**WHAT YOU HAVE TO DO**
Your answer should be one number: the count of lines in these entries that hold the word "autres".

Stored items
○ ○ ○ ○ ○ ○ ○

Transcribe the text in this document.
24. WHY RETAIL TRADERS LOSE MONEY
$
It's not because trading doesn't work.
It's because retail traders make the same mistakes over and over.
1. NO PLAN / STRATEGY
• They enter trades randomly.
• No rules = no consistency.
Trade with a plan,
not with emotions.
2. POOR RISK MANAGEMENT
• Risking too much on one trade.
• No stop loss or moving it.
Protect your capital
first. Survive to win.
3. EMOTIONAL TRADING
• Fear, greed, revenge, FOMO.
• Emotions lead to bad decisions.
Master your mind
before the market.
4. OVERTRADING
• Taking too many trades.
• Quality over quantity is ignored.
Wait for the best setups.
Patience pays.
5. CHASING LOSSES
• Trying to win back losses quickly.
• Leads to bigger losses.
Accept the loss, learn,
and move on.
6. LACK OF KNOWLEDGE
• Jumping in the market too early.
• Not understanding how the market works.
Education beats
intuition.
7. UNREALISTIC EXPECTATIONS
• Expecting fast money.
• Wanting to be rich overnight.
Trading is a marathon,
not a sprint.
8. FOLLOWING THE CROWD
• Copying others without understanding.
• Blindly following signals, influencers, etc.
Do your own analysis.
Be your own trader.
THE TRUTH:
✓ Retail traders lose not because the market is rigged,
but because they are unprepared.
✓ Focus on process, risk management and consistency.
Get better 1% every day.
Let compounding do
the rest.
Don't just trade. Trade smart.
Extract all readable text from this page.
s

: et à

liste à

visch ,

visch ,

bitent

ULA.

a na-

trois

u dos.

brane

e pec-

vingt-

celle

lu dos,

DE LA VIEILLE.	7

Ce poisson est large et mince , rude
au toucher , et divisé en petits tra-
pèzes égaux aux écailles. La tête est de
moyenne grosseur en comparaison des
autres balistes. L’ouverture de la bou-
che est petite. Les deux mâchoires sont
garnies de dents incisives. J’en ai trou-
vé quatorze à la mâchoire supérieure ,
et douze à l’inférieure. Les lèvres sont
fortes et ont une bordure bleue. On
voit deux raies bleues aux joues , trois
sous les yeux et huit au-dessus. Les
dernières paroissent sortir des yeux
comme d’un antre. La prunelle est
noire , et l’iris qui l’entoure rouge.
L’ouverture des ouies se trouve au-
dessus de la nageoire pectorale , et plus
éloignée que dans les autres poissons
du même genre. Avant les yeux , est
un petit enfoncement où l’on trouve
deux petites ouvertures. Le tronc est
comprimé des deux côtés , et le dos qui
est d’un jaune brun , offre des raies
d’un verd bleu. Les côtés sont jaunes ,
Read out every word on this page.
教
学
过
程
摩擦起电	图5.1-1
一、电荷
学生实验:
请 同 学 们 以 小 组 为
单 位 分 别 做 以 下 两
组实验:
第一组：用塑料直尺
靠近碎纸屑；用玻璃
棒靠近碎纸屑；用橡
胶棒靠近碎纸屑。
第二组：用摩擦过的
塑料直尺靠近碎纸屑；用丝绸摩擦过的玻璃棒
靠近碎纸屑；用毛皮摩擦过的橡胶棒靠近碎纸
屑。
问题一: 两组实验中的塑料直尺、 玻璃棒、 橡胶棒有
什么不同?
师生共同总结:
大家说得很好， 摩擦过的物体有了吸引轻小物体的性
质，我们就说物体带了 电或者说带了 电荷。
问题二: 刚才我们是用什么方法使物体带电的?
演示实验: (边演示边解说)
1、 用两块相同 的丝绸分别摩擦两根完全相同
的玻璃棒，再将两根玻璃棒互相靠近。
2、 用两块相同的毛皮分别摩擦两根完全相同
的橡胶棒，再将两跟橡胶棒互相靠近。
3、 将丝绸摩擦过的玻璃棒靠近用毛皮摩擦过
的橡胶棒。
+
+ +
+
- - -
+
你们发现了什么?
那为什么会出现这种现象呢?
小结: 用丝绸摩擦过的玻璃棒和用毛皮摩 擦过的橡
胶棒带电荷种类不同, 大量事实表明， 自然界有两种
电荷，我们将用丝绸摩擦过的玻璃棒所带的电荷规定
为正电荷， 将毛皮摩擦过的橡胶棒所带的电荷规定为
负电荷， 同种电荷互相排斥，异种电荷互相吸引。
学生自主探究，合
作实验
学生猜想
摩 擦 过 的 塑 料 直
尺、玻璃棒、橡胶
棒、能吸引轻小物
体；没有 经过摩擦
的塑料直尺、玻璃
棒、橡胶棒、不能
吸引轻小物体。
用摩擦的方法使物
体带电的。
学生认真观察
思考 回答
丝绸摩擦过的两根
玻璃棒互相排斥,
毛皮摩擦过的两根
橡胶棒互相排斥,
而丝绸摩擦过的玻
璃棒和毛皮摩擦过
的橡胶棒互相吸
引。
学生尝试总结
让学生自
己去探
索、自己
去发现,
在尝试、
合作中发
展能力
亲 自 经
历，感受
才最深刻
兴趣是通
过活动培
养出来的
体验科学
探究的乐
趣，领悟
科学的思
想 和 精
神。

○ ○ ○ ○ ○ ○ ○

**EXERCISE RESPONSE**
2